Your answer should be one number: the count of lines in these entries that hold the word "color".

[Records from a dataset]

-----

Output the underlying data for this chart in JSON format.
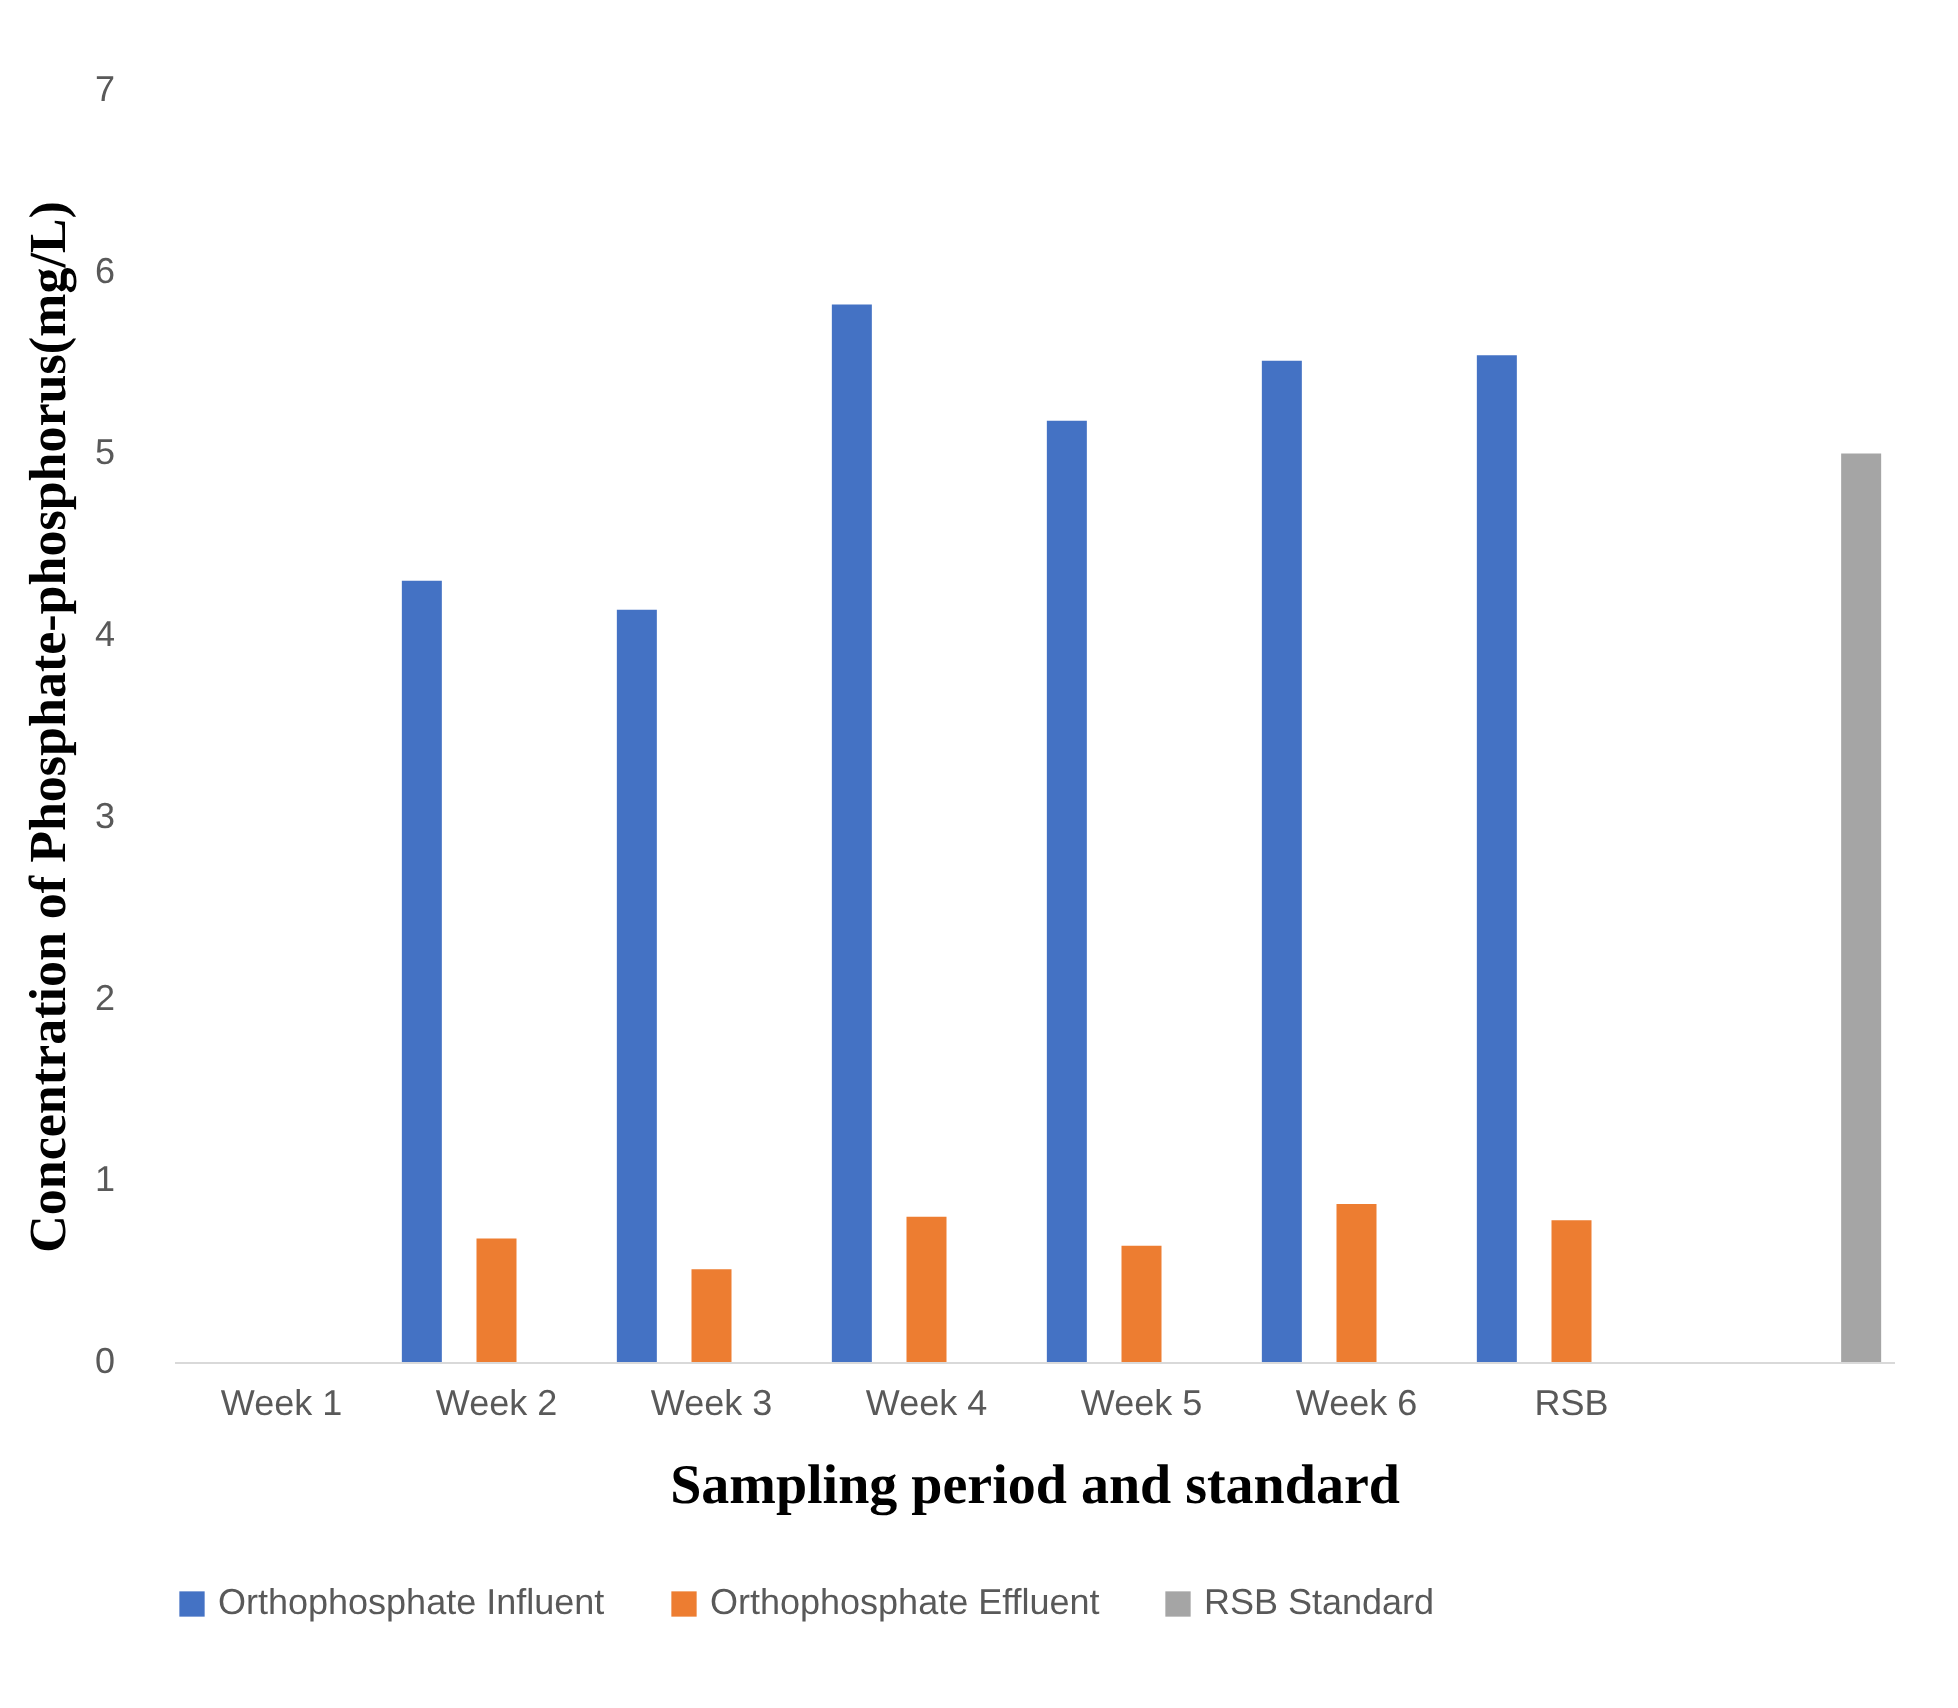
{
  "chart_data": {
    "type": "bar",
    "xlabel": "Sampling period and standard",
    "ylabel": "Concentration of Phosphate-phosphorus(mg/L)",
    "categories": [
      "Week 1",
      "Week 2",
      "Week 3",
      "Week 4",
      "Week 5",
      "Week 6",
      "RSB",
      null
    ],
    "series": [
      {
        "name": "Orthophosphate Influent",
        "color": "#4472c4",
        "values": [
          null,
          4.3,
          4.14,
          5.82,
          5.18,
          5.51,
          5.54,
          null
        ]
      },
      {
        "name": "Orthophosphate Effluent",
        "color": "#ed7d31",
        "values": [
          null,
          0.68,
          0.51,
          0.8,
          0.64,
          0.87,
          0.78,
          null
        ]
      },
      {
        "name": "RSB Standard",
        "color": "#a5a5a5",
        "values": [
          null,
          null,
          null,
          null,
          null,
          null,
          null,
          5
        ]
      }
    ],
    "ylim": [
      0,
      7
    ],
    "yticks": [
      0,
      1,
      2,
      3,
      4,
      5,
      6,
      7
    ],
    "grid": false,
    "legend": "bottom"
  }
}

-----

* _TASK RESULT_: 3